Data listing:
━━━━
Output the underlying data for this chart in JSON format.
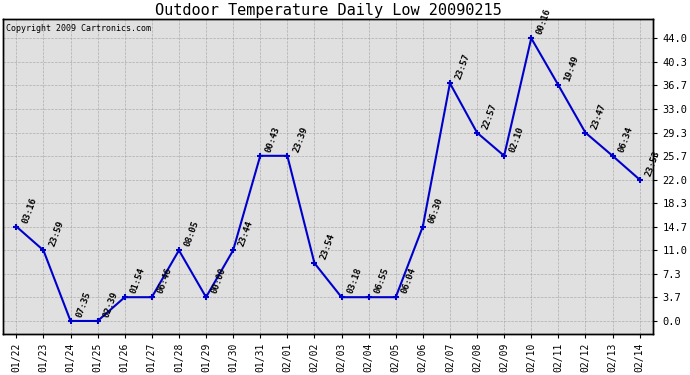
{
  "title": "Outdoor Temperature Daily Low 20090215",
  "copyright": "Copyright 2009 Cartronics.com",
  "x_labels": [
    "01/22",
    "01/23",
    "01/24",
    "01/25",
    "01/26",
    "01/27",
    "01/28",
    "01/29",
    "01/30",
    "01/31",
    "02/01",
    "02/02",
    "02/03",
    "02/04",
    "02/05",
    "02/06",
    "02/07",
    "02/08",
    "02/09",
    "02/10",
    "02/11",
    "02/12",
    "02/13",
    "02/14"
  ],
  "y_values": [
    14.7,
    11.0,
    0.0,
    0.0,
    3.7,
    3.7,
    11.0,
    3.7,
    11.0,
    25.7,
    25.7,
    9.0,
    3.7,
    3.7,
    3.7,
    14.7,
    37.0,
    29.3,
    25.7,
    44.0,
    36.7,
    29.3,
    25.7,
    22.0
  ],
  "annotations": [
    "03:16",
    "23:59",
    "07:35",
    "02:39",
    "01:54",
    "06:46",
    "08:05",
    "00:00",
    "23:44",
    "00:43",
    "23:39",
    "23:54",
    "03:18",
    "06:55",
    "06:04",
    "06:30",
    "23:57",
    "22:57",
    "02:10",
    "00:16",
    "19:49",
    "23:47",
    "06:34",
    "23:53"
  ],
  "y_ticks": [
    0.0,
    3.7,
    7.3,
    11.0,
    14.7,
    18.3,
    22.0,
    25.7,
    29.3,
    33.0,
    36.7,
    40.3,
    44.0
  ],
  "line_color": "#0000cc",
  "marker_color": "#0000cc",
  "bg_color": "#e0e0e0",
  "grid_color": "#999999",
  "title_fontsize": 11,
  "annotation_fontsize": 6.5,
  "ylim": [
    -2,
    47
  ],
  "figwidth": 6.9,
  "figheight": 3.75,
  "dpi": 100
}
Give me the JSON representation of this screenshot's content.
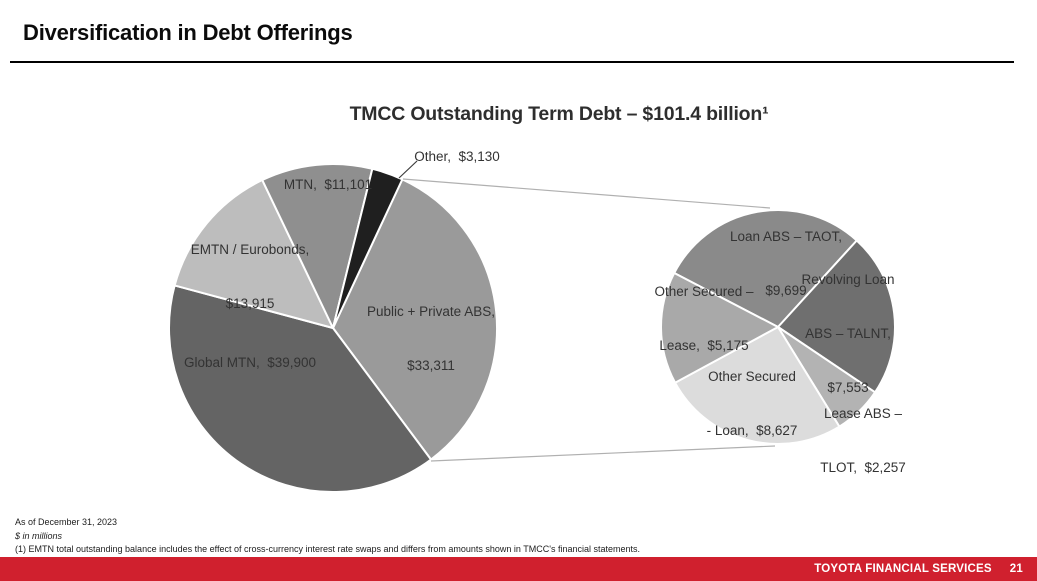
{
  "slide": {
    "heading": "Diversification in Debt Offerings",
    "notes": [
      "As of December 31, 2023",
      "$ in millions",
      "(1) EMTN total outstanding balance includes the effect of cross-currency interest rate swaps and differs from amounts shown in TMCC's financial statements."
    ],
    "footer": {
      "brand": "TOYOTA FINANCIAL SERVICES",
      "page": "21",
      "bar_color": "#d0202e"
    }
  },
  "chart_data": [
    {
      "type": "pie",
      "title": "TMCC Outstanding Term Debt – $101.4 billion¹",
      "total": 101356,
      "start_angle_deg": 25,
      "center": [
        333,
        328
      ],
      "radius": 164,
      "slices": [
        {
          "label": "Public + Private ABS",
          "value": 33311,
          "color": "#9a9a9a",
          "label_lines": [
            "Public + Private ABS,",
            "$33,311"
          ]
        },
        {
          "label": "Global MTN",
          "value": 39900,
          "color": "#646464",
          "label_lines": [
            "Global MTN,  $39,900"
          ]
        },
        {
          "label": "EMTN / Eurobonds",
          "value": 13915,
          "color": "#bdbdbd",
          "label_lines": [
            "EMTN / Eurobonds,",
            "$13,915"
          ]
        },
        {
          "label": "MTN",
          "value": 11101,
          "color": "#8f8f8f",
          "label_lines": [
            "MTN,  $11,101"
          ]
        },
        {
          "label": "Other",
          "value": 3130,
          "color": "#1f1f1f",
          "label_lines": [
            "Other,  $3,130"
          ]
        }
      ]
    },
    {
      "type": "pie",
      "title": "",
      "total": 33311,
      "start_angle_deg": 297.5,
      "center": [
        778,
        327
      ],
      "radius": 117,
      "slices": [
        {
          "label": "Loan ABS – TAOT",
          "value": 9699,
          "color": "#8a8a8a",
          "label_lines": [
            "Loan ABS – TAOT,",
            "$9,699"
          ]
        },
        {
          "label": "Revolving Loan ABS – TALNT",
          "value": 7553,
          "color": "#6f6f6f",
          "label_lines": [
            "Revolving Loan",
            "ABS – TALNT,",
            "$7,553"
          ]
        },
        {
          "label": "Lease ABS – TLOT",
          "value": 2257,
          "color": "#b3b3b3",
          "label_lines": [
            "Lease ABS –",
            "TLOT,  $2,257"
          ]
        },
        {
          "label": "Other Secured – Loan",
          "value": 8627,
          "color": "#dcdcdc",
          "label_lines": [
            "Other Secured",
            "- Loan,  $8,627"
          ]
        },
        {
          "label": "Other Secured – Lease",
          "value": 5175,
          "color": "#a9a9a9",
          "label_lines": [
            "Other Secured –",
            "Lease,  $5,175"
          ]
        }
      ]
    }
  ]
}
━━━━
**EXERCISE BRIEF**
Extract all lines from the data in which "Revolving" is found.

**RIGHT ANSWER**
          "label": "Revolving Loan ABS – TALNT",
            "Revolving Loan",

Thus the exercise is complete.